» **Your objective**
Transcribe the full listing below exactly.

___ Data

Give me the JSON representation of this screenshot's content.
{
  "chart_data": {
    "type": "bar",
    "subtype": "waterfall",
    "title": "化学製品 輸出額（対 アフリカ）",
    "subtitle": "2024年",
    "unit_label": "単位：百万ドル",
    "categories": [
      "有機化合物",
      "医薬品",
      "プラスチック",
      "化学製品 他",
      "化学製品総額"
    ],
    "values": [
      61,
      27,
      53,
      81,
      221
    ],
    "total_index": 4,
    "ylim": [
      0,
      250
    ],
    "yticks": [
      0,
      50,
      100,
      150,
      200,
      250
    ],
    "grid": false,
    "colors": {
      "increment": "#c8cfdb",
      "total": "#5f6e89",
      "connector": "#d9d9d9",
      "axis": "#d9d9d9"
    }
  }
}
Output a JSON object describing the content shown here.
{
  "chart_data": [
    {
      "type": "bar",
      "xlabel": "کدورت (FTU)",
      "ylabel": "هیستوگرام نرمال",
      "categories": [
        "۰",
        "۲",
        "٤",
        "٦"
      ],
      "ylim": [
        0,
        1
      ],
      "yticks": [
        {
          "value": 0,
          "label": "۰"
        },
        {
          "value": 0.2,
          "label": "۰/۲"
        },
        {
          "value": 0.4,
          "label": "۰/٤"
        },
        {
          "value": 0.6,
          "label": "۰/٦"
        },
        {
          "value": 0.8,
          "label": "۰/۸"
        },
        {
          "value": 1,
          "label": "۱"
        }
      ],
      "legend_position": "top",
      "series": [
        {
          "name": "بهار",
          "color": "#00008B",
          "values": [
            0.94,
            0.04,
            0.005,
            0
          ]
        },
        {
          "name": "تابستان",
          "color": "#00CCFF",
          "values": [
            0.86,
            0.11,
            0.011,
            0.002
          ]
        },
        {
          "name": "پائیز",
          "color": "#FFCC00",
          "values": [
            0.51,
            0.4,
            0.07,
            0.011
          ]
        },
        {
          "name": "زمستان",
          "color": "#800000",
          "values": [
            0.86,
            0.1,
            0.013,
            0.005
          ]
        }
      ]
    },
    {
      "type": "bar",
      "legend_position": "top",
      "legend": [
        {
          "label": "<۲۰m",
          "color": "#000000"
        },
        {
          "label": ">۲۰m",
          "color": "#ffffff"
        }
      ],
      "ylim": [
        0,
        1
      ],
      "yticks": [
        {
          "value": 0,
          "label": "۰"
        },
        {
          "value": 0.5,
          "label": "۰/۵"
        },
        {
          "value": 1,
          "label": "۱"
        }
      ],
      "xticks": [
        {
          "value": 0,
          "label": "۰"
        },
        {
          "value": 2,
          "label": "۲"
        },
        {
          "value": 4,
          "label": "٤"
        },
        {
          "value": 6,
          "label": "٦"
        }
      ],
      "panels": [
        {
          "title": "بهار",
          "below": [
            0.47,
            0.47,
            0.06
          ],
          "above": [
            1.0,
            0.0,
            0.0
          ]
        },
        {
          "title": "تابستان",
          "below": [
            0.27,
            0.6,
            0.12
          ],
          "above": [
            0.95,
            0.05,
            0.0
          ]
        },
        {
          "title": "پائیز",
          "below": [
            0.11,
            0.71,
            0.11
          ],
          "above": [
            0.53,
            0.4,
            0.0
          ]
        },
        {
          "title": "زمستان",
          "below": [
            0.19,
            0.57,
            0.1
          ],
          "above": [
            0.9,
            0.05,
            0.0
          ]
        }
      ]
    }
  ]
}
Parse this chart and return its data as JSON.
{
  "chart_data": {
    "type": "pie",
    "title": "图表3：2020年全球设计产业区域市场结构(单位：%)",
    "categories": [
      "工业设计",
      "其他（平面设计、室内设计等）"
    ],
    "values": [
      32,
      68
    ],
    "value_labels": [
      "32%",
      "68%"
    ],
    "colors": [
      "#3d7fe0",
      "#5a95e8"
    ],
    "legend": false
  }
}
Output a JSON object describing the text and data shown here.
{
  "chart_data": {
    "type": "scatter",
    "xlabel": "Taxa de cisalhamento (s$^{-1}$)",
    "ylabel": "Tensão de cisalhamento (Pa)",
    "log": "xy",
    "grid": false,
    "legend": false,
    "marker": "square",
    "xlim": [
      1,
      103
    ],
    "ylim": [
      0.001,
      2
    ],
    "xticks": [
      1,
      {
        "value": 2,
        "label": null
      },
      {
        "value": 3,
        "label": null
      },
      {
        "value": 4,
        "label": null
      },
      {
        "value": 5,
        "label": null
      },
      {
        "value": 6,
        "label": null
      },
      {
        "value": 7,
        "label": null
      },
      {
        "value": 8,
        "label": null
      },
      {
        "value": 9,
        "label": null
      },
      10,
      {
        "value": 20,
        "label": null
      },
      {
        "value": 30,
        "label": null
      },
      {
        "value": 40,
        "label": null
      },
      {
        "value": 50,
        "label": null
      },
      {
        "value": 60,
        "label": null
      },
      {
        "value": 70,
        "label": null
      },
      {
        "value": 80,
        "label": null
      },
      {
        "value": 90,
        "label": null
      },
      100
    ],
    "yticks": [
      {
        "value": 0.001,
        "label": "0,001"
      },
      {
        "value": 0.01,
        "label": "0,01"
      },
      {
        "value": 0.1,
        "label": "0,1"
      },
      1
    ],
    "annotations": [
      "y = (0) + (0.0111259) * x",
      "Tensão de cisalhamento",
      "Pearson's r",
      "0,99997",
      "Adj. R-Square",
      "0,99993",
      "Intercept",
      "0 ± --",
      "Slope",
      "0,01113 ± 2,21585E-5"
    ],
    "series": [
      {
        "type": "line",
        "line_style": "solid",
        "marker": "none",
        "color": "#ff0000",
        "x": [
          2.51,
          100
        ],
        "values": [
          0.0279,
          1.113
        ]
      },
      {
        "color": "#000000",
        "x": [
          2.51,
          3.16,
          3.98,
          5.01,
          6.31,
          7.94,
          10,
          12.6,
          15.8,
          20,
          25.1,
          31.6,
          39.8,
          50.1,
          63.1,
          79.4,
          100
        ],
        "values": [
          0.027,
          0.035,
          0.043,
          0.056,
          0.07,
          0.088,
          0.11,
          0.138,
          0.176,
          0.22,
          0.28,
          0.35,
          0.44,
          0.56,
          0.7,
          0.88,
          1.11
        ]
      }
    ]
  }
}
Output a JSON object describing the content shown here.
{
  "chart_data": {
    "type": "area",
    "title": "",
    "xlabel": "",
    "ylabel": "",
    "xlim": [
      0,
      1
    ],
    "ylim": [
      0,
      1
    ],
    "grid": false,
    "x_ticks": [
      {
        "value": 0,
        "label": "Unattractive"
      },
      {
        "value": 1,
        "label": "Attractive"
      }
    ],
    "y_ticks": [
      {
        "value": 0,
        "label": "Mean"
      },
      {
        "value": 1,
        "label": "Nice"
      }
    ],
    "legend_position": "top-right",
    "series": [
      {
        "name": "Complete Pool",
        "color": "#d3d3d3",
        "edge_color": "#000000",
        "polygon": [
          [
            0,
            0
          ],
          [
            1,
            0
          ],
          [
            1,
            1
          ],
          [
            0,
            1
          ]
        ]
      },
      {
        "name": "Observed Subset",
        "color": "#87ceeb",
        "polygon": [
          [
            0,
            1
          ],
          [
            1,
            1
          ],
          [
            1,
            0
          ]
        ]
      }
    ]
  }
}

______

» **Written answer**
Give me the JSON representation of this screenshot's content.
{
  "chart_data": {
    "type": "bar",
    "subtype": "waterfall",
    "title": "化学製品 輸出額（対 アフリカ）",
    "subtitle": "2024年",
    "unit_label": "単位：百万ドル",
    "categories": [
      "有機化合物",
      "医薬品",
      "プラスチック",
      "化学製品 他",
      "化学製品総額"
    ],
    "values": [
      61,
      27,
      53,
      81,
      221
    ],
    "total_index": 4,
    "ylim": [
      0,
      250
    ],
    "yticks": [
      0,
      50,
      100,
      150,
      200,
      250
    ],
    "grid": false,
    "colors": {
      "increment": "#c8cfdb",
      "total": "#5f6e89",
      "connector": "#d9d9d9",
      "axis": "#d9d9d9"
    }
  }
}
Output a JSON object describing the content shown here.
{
  "chart_data": [
    {
      "type": "bar",
      "xlabel": "کدورت (FTU)",
      "ylabel": "هیستوگرام نرمال",
      "categories": [
        "۰",
        "۲",
        "٤",
        "٦"
      ],
      "ylim": [
        0,
        1
      ],
      "yticks": [
        {
          "value": 0,
          "label": "۰"
        },
        {
          "value": 0.2,
          "label": "۰/۲"
        },
        {
          "value": 0.4,
          "label": "۰/٤"
        },
        {
          "value": 0.6,
          "label": "۰/٦"
        },
        {
          "value": 0.8,
          "label": "۰/۸"
        },
        {
          "value": 1,
          "label": "۱"
        }
      ],
      "legend_position": "top",
      "series": [
        {
          "name": "بهار",
          "color": "#00008B",
          "values": [
            0.94,
            0.04,
            0.005,
            0
          ]
        },
        {
          "name": "تابستان",
          "color": "#00CCFF",
          "values": [
            0.86,
            0.11,
            0.011,
            0.002
          ]
        },
        {
          "name": "پائیز",
          "color": "#FFCC00",
          "values": [
            0.51,
            0.4,
            0.07,
            0.011
          ]
        },
        {
          "name": "زمستان",
          "color": "#800000",
          "values": [
            0.86,
            0.1,
            0.013,
            0.005
          ]
        }
      ]
    },
    {
      "type": "bar",
      "legend_position": "top",
      "legend": [
        {
          "label": "<۲۰m",
          "color": "#000000"
        },
        {
          "label": ">۲۰m",
          "color": "#ffffff"
        }
      ],
      "ylim": [
        0,
        1
      ],
      "yticks": [
        {
          "value": 0,
          "label": "۰"
        },
        {
          "value": 0.5,
          "label": "۰/۵"
        },
        {
          "value": 1,
          "label": "۱"
        }
      ],
      "xticks": [
        {
          "value": 0,
          "label": "۰"
        },
        {
          "value": 2,
          "label": "۲"
        },
        {
          "value": 4,
          "label": "٤"
        },
        {
          "value": 6,
          "label": "٦"
        }
      ],
      "panels": [
        {
          "title": "بهار",
          "below": [
            0.47,
            0.47,
            0.06
          ],
          "above": [
            1.0,
            0.0,
            0.0
          ]
        },
        {
          "title": "تابستان",
          "below": [
            0.27,
            0.6,
            0.12
          ],
          "above": [
            0.95,
            0.05,
            0.0
          ]
        },
        {
          "title": "پائیز",
          "below": [
            0.11,
            0.71,
            0.11
          ],
          "above": [
            0.53,
            0.4,
            0.0
          ]
        },
        {
          "title": "زمستان",
          "below": [
            0.19,
            0.57,
            0.1
          ],
          "above": [
            0.9,
            0.05,
            0.0
          ]
        }
      ]
    }
  ]
}
Parse this chart and return its data as JSON.
{
  "chart_data": {
    "type": "pie",
    "title": "图表3：2020年全球设计产业区域市场结构(单位：%)",
    "categories": [
      "工业设计",
      "其他（平面设计、室内设计等）"
    ],
    "values": [
      32,
      68
    ],
    "value_labels": [
      "32%",
      "68%"
    ],
    "colors": [
      "#3d7fe0",
      "#5a95e8"
    ],
    "legend": false
  }
}
Output a JSON object describing the text and data shown here.
{
  "chart_data": {
    "type": "scatter",
    "xlabel": "Taxa de cisalhamento (s$^{-1}$)",
    "ylabel": "Tensão de cisalhamento (Pa)",
    "log": "xy",
    "grid": false,
    "legend": false,
    "marker": "square",
    "xlim": [
      1,
      103
    ],
    "ylim": [
      0.001,
      2
    ],
    "xticks": [
      1,
      {
        "value": 2,
        "label": null
      },
      {
        "value": 3,
        "label": null
      },
      {
        "value": 4,
        "label": null
      },
      {
        "value": 5,
        "label": null
      },
      {
        "value": 6,
        "label": null
      },
      {
        "value": 7,
        "label": null
      },
      {
        "value": 8,
        "label": null
      },
      {
        "value": 9,
        "label": null
      },
      10,
      {
        "value": 20,
        "label": null
      },
      {
        "value": 30,
        "label": null
      },
      {
        "value": 40,
        "label": null
      },
      {
        "value": 50,
        "label": null
      },
      {
        "value": 60,
        "label": null
      },
      {
        "value": 70,
        "label": null
      },
      {
        "value": 80,
        "label": null
      },
      {
        "value": 90,
        "label": null
      },
      100
    ],
    "yticks": [
      {
        "value": 0.001,
        "label": "0,001"
      },
      {
        "value": 0.01,
        "label": "0,01"
      },
      {
        "value": 0.1,
        "label": "0,1"
      },
      1
    ],
    "annotations": [
      "y = (0) + (0.0111259) * x",
      "Tensão de cisalhamento",
      "Pearson's r",
      "0,99997",
      "Adj. R-Square",
      "0,99993",
      "Intercept",
      "0 ± --",
      "Slope",
      "0,01113 ± 2,21585E-5"
    ],
    "series": [
      {
        "type": "line",
        "line_style": "solid",
        "marker": "none",
        "color": "#ff0000",
        "x": [
          2.51,
          100
        ],
        "values": [
          0.0279,
          1.113
        ]
      },
      {
        "color": "#000000",
        "x": [
          2.51,
          3.16,
          3.98,
          5.01,
          6.31,
          7.94,
          10,
          12.6,
          15.8,
          20,
          25.1,
          31.6,
          39.8,
          50.1,
          63.1,
          79.4,
          100
        ],
        "values": [
          0.027,
          0.035,
          0.043,
          0.056,
          0.07,
          0.088,
          0.11,
          0.138,
          0.176,
          0.22,
          0.28,
          0.35,
          0.44,
          0.56,
          0.7,
          0.88,
          1.11
        ]
      }
    ]
  }
}
Output a JSON object describing the content shown here.
{
  "chart_data": {
    "type": "area",
    "title": "",
    "xlabel": "",
    "ylabel": "",
    "xlim": [
      0,
      1
    ],
    "ylim": [
      0,
      1
    ],
    "grid": false,
    "x_ticks": [
      {
        "value": 0,
        "label": "Unattractive"
      },
      {
        "value": 1,
        "label": "Attractive"
      }
    ],
    "y_ticks": [
      {
        "value": 0,
        "label": "Mean"
      },
      {
        "value": 1,
        "label": "Nice"
      }
    ],
    "legend_position": "top-right",
    "series": [
      {
        "name": "Complete Pool",
        "color": "#d3d3d3",
        "edge_color": "#000000",
        "polygon": [
          [
            0,
            0
          ],
          [
            1,
            0
          ],
          [
            1,
            1
          ],
          [
            0,
            1
          ]
        ]
      },
      {
        "name": "Observed Subset",
        "color": "#87ceeb",
        "polygon": [
          [
            0,
            1
          ],
          [
            1,
            1
          ],
          [
            1,
            0
          ]
        ]
      }
    ]
  }
}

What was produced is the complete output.